**GIVEN DATA**:
___
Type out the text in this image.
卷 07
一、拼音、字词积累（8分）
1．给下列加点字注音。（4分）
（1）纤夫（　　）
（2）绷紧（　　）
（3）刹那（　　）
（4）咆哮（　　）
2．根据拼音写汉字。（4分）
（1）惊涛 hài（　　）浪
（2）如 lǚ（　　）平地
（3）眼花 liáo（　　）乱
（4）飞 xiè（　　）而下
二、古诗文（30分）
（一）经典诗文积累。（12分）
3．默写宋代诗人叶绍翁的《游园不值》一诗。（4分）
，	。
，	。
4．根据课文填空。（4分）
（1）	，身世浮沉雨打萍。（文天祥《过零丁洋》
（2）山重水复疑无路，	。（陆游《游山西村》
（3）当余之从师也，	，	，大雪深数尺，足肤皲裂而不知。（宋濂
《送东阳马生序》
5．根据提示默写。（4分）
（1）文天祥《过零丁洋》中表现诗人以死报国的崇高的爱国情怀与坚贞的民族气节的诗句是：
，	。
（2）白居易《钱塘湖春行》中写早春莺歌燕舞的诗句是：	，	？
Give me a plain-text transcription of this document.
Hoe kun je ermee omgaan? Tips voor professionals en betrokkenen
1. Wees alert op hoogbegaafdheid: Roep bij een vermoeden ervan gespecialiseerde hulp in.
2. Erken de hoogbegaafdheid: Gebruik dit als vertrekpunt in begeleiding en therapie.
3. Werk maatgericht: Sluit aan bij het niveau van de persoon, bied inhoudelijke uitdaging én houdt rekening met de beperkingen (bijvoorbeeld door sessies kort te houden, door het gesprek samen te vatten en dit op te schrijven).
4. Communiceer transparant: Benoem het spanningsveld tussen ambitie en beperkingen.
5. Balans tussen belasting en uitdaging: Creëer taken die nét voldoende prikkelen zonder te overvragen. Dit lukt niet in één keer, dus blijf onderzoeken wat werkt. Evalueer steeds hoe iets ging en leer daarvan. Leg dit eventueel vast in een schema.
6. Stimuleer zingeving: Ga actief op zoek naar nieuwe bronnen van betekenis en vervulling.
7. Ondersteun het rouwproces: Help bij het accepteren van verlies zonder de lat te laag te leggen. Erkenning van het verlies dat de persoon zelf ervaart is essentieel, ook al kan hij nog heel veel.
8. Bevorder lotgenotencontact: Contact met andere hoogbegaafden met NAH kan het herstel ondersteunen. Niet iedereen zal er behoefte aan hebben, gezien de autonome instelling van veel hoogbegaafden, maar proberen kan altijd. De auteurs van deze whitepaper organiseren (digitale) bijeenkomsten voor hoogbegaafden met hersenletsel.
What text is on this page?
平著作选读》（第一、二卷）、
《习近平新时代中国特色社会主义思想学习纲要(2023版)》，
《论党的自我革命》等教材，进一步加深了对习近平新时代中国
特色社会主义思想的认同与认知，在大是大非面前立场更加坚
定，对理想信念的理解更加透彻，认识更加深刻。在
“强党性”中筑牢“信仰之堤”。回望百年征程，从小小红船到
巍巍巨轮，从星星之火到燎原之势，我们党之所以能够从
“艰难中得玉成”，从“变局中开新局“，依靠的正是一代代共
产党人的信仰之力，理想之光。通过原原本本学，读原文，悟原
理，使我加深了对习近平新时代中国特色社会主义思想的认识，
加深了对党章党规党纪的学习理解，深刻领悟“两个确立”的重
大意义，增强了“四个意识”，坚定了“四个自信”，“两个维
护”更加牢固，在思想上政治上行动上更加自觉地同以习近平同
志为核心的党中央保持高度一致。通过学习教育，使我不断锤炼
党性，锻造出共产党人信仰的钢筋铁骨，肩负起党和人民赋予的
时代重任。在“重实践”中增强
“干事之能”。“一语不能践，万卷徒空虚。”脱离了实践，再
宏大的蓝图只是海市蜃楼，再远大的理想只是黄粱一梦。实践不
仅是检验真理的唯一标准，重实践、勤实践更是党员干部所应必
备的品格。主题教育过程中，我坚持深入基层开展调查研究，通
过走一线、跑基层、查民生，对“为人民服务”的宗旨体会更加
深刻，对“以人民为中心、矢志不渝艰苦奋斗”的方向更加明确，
___
With the line containing "What text is on this page?" as the first and the last line of the records as the final one, print exactly the lines in that span.

**ANSWER TO THE EXERCISE**:
What text is on this page?
平著作选读》（第一、二卷）、
《习近平新时代中国特色社会主义思想学习纲要(2023版)》，
《论党的自我革命》等教材，进一步加深了对习近平新时代中国
特色社会主义思想的认同与认知，在大是大非面前立场更加坚
定，对理想信念的理解更加透彻，认识更加深刻。在
“强党性”中筑牢“信仰之堤”。回望百年征程，从小小红船到
巍巍巨轮，从星星之火到燎原之势，我们党之所以能够从
“艰难中得玉成”，从“变局中开新局“，依靠的正是一代代共
产党人的信仰之力，理想之光。通过原原本本学，读原文，悟原
理，使我加深了对习近平新时代中国特色社会主义思想的认识，
加深了对党章党规党纪的学习理解，深刻领悟“两个确立”的重
大意义，增强了“四个意识”，坚定了“四个自信”，“两个维
护”更加牢固，在思想上政治上行动上更加自觉地同以习近平同
志为核心的党中央保持高度一致。通过学习教育，使我不断锤炼
党性，锻造出共产党人信仰的钢筋铁骨，肩负起党和人民赋予的
时代重任。在“重实践”中增强
“干事之能”。“一语不能践，万卷徒空虚。”脱离了实践，再
宏大的蓝图只是海市蜃楼，再远大的理想只是黄粱一梦。实践不
仅是检验真理的唯一标准，重实践、勤实践更是党员干部所应必
备的品格。主题教育过程中，我坚持深入基层开展调查研究，通
过走一线、跑基层、查民生，对“为人民服务”的宗旨体会更加
深刻，对“以人民为中心、矢志不渝艰苦奋斗”的方向更加明确，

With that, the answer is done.